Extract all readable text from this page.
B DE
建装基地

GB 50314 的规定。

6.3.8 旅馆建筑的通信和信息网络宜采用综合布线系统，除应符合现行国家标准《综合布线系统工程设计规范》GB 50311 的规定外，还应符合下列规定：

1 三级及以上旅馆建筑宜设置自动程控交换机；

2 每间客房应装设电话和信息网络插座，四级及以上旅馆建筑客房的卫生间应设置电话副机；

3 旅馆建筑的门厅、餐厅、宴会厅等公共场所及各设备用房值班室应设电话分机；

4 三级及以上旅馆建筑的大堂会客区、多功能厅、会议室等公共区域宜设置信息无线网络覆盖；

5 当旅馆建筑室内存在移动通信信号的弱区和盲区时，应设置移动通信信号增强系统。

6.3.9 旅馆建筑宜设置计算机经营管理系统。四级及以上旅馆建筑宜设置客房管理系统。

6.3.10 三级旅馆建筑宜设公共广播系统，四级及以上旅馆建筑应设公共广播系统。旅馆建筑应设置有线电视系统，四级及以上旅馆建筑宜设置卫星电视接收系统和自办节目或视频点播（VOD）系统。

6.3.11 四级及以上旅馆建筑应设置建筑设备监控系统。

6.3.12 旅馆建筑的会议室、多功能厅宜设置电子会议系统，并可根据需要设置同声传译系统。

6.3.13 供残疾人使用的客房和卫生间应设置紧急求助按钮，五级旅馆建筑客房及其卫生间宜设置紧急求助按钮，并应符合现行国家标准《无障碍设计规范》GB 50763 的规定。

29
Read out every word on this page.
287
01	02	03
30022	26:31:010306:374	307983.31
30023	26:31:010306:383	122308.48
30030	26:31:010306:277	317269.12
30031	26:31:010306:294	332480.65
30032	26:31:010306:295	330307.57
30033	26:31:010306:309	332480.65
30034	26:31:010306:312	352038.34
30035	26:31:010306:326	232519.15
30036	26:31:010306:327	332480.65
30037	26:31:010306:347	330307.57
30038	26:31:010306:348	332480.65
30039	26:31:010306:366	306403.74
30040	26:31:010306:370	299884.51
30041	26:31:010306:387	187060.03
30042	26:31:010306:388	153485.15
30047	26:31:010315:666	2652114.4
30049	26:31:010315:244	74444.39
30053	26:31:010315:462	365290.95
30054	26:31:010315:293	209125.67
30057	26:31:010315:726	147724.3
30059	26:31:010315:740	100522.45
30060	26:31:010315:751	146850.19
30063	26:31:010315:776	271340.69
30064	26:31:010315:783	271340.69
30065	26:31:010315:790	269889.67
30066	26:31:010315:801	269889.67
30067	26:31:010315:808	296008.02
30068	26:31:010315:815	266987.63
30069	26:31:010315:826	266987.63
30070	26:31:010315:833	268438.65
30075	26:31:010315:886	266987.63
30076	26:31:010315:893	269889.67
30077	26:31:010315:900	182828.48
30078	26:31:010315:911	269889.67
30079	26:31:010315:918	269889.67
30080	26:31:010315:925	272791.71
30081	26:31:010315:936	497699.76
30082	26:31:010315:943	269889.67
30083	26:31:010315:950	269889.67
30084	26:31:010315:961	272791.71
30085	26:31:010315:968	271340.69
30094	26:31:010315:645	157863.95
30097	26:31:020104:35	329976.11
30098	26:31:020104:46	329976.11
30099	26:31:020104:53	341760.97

Short problem ▸ Pick out the lines containing the string "this".

Written answer ▸
Extract all readable text from this page.
Read out every word on this page.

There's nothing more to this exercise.